WHAT TO PRODUCE: I would like each line of the data that holds the word "Poisson" copied out.

Extracted data entries:
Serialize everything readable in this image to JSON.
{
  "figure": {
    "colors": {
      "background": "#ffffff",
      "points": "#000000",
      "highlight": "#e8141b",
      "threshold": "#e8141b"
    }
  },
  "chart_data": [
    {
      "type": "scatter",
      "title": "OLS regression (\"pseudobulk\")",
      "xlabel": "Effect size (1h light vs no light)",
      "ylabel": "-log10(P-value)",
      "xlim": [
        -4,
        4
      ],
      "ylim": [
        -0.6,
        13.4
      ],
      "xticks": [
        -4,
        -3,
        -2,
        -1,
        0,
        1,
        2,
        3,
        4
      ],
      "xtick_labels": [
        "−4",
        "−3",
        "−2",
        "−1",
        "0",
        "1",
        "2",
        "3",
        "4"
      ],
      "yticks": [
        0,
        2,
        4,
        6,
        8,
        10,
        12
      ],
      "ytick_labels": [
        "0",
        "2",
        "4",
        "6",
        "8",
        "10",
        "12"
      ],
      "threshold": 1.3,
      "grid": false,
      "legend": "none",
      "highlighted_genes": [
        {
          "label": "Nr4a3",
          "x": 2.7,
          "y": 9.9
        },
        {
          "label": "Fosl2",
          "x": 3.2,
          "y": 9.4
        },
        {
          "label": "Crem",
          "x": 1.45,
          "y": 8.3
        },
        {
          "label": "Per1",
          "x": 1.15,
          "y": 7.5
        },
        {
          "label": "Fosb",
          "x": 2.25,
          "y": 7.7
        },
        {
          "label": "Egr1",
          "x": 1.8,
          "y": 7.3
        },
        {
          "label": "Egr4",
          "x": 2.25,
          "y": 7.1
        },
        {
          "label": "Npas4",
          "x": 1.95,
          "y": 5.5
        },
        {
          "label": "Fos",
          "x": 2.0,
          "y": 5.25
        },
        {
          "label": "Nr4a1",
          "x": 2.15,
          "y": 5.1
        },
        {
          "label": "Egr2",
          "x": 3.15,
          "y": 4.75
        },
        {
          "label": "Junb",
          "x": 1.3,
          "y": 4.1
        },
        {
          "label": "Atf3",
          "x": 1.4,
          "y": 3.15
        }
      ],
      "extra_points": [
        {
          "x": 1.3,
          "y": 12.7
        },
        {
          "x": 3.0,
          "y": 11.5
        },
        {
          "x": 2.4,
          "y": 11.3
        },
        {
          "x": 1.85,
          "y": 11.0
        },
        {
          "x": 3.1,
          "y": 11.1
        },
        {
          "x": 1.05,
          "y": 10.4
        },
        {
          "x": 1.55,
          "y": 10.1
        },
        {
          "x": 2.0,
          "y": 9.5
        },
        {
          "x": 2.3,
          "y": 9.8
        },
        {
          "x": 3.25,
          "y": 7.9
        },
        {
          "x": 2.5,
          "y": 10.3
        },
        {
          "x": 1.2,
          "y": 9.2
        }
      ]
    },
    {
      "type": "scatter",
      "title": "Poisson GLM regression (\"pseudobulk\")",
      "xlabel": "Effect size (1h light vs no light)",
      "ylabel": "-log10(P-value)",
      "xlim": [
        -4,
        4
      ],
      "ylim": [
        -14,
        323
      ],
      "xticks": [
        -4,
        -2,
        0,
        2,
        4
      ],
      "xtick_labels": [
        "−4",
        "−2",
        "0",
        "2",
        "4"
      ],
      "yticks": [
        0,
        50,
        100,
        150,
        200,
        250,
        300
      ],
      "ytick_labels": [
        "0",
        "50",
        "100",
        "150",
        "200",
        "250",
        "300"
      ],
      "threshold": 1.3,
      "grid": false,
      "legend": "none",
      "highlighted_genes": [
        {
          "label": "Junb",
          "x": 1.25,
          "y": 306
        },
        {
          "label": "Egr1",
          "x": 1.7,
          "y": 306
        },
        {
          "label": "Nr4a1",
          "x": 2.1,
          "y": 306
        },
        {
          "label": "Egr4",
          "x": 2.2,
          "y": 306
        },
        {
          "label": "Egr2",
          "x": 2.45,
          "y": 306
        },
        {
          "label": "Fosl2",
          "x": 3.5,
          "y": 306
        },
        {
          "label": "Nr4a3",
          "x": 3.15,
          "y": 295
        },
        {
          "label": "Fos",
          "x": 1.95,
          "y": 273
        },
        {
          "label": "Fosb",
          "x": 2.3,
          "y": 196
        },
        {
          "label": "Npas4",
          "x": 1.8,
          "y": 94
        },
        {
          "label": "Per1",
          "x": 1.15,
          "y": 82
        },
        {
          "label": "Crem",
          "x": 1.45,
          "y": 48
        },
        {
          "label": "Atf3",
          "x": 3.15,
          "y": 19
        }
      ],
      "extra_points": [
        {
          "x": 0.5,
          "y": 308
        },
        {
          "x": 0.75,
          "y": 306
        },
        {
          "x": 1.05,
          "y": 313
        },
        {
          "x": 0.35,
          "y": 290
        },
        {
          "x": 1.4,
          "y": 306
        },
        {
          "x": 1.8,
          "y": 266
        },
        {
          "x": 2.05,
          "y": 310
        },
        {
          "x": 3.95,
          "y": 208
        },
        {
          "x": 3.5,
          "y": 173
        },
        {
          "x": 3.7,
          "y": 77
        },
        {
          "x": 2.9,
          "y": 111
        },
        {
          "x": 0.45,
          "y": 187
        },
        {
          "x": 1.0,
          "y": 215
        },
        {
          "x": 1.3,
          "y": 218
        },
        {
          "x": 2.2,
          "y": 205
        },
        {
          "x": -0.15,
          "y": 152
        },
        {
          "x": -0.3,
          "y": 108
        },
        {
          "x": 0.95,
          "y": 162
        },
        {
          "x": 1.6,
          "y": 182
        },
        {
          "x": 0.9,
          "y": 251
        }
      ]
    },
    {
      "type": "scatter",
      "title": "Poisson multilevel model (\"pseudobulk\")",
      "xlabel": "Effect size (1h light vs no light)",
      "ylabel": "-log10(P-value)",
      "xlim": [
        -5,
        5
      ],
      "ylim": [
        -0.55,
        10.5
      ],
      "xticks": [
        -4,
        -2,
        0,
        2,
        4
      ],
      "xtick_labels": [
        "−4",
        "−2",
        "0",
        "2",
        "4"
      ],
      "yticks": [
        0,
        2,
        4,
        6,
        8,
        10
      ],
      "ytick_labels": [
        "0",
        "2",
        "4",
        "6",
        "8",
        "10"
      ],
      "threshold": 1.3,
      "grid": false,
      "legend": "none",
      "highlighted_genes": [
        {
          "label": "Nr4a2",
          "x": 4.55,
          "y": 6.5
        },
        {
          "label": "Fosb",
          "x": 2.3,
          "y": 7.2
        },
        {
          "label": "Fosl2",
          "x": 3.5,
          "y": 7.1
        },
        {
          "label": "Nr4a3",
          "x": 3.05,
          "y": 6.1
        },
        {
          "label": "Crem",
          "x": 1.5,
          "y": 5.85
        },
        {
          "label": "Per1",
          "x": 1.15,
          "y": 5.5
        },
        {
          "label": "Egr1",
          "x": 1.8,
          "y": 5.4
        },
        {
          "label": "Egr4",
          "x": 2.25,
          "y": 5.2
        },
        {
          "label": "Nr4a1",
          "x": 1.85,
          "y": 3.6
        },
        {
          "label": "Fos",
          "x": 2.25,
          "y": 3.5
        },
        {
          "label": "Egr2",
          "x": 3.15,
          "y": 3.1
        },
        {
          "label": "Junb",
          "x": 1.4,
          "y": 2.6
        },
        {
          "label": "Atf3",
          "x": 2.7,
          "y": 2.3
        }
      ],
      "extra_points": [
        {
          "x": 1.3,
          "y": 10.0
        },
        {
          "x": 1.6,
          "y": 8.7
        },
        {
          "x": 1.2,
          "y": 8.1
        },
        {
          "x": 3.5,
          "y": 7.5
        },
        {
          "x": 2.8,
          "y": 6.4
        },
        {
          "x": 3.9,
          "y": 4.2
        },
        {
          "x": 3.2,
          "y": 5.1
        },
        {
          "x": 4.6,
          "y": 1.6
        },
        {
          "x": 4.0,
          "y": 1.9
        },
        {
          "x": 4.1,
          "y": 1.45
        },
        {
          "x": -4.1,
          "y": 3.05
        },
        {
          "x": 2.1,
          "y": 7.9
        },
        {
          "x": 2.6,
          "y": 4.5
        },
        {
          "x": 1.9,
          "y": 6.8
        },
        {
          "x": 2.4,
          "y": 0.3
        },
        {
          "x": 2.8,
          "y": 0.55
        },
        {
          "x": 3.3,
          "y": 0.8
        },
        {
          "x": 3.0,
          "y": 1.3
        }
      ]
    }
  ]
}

WRITTEN SOLUTION:
      "title": "Poisson GLM regression (\"pseudobulk\")",
      "title": "Poisson multilevel model (\"pseudobulk\")",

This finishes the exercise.